State how many lines of the entries hold the string "Karnataka". Reply with the number alone.

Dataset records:
•••••

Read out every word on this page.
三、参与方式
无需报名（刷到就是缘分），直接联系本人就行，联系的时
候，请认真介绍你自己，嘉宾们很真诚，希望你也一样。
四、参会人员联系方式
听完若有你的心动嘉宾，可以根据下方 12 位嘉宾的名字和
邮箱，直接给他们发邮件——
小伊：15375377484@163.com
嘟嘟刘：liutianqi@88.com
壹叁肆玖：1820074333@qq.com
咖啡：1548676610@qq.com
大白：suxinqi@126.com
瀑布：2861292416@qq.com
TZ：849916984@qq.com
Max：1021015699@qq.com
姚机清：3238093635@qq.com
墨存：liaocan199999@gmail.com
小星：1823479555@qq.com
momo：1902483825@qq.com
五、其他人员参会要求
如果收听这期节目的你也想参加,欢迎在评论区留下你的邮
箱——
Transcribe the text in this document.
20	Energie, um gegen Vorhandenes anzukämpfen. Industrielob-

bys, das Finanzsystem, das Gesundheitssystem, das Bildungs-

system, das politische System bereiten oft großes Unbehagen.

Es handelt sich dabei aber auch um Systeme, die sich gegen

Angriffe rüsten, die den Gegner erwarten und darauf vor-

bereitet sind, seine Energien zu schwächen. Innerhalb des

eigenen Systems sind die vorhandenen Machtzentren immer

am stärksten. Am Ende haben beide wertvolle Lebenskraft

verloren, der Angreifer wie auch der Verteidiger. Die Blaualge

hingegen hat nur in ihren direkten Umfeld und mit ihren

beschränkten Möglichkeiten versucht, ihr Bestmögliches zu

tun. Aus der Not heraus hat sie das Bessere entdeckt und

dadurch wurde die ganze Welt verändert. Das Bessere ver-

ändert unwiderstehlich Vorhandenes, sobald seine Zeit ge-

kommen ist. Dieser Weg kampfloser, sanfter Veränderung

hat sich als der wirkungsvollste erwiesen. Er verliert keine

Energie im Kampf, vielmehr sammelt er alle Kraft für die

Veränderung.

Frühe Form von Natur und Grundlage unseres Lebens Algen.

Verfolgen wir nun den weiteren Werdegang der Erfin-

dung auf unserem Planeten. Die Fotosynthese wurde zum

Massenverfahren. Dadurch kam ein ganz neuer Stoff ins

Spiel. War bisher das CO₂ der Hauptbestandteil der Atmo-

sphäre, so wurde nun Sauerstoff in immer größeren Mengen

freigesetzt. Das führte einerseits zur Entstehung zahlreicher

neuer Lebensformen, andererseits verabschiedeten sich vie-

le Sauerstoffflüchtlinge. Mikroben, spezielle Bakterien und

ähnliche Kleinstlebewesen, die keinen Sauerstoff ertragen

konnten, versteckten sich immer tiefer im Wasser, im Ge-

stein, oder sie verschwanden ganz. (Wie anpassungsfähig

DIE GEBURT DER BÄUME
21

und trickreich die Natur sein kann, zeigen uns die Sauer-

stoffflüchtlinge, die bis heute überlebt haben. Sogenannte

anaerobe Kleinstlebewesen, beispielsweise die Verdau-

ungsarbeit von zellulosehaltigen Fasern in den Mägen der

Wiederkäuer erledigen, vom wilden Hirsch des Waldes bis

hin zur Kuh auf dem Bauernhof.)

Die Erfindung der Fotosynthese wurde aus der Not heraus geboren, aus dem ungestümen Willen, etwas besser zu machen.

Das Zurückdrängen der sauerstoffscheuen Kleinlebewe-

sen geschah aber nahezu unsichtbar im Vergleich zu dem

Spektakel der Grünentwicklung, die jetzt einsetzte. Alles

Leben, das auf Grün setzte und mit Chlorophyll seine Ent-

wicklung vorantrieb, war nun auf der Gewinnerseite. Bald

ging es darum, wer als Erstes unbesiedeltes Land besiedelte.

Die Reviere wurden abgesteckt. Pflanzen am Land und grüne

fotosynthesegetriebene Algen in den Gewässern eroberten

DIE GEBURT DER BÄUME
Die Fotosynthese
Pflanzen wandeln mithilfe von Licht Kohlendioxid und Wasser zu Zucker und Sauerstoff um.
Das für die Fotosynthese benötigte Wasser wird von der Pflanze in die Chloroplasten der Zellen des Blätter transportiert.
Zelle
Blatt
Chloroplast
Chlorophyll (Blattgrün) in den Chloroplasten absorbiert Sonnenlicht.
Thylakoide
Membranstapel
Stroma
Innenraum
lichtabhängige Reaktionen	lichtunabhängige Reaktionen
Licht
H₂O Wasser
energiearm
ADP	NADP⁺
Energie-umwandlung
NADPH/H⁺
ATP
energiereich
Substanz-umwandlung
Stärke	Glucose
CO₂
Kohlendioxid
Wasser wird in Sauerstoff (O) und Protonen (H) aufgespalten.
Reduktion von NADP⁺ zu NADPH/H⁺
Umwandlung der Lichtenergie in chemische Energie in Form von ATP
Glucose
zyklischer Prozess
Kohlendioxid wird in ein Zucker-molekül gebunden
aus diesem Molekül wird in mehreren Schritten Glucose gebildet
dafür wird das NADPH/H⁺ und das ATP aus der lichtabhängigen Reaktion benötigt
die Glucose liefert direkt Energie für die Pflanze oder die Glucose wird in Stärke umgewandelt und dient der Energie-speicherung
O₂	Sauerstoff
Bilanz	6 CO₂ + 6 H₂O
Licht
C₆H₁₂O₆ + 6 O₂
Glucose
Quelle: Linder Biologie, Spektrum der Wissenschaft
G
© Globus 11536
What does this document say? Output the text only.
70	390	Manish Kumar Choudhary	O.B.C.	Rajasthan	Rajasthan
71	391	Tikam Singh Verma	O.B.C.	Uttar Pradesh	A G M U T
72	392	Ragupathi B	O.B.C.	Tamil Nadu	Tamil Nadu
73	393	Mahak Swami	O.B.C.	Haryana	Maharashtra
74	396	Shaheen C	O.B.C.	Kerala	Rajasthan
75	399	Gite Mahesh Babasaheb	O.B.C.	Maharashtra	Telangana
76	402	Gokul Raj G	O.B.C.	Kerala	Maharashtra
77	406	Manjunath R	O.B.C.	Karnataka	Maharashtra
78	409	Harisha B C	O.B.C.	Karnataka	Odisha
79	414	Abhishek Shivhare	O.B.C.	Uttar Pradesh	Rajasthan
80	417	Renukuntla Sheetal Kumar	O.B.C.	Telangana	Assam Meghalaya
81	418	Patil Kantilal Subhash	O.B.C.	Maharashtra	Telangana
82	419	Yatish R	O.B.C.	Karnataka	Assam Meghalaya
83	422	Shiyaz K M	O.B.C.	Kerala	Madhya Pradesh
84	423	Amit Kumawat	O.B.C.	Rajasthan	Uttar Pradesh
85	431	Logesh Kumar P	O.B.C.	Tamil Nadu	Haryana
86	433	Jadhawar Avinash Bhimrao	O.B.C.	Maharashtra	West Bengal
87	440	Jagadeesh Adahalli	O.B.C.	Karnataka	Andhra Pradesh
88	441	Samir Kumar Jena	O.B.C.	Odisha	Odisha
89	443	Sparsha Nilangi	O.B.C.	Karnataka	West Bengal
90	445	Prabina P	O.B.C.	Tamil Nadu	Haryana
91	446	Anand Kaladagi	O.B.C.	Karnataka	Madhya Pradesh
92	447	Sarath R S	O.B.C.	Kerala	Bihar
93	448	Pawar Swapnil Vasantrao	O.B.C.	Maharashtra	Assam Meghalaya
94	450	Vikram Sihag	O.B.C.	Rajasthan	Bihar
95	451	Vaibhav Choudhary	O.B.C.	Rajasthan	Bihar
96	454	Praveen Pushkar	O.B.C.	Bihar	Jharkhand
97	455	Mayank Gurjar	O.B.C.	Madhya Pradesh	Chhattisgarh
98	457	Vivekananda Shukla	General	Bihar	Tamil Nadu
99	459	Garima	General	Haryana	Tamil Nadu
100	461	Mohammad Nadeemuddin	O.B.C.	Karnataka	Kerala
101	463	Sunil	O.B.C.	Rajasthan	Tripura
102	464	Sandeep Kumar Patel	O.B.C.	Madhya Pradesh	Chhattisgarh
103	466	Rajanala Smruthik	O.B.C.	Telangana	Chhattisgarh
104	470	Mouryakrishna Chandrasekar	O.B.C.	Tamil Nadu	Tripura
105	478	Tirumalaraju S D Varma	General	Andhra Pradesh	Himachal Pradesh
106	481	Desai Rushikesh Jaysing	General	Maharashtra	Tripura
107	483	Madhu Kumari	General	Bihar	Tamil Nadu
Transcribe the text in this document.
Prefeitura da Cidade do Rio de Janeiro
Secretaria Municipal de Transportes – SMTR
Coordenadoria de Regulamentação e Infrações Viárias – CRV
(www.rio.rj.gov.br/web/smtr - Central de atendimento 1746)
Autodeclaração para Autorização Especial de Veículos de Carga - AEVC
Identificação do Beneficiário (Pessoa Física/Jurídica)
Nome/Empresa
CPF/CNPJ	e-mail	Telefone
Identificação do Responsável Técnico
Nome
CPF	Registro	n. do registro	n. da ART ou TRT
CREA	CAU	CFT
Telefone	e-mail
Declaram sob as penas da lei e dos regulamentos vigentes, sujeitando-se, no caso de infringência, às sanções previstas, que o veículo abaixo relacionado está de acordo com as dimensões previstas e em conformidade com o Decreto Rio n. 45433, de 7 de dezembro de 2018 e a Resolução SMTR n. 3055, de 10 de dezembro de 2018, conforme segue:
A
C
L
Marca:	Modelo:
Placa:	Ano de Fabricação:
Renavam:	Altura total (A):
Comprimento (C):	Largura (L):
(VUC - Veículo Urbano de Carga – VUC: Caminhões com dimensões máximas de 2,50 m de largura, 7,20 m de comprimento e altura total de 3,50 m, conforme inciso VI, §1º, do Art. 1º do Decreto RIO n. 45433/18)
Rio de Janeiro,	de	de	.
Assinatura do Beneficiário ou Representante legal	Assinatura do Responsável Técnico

•••••

- TASK SOLUTION
7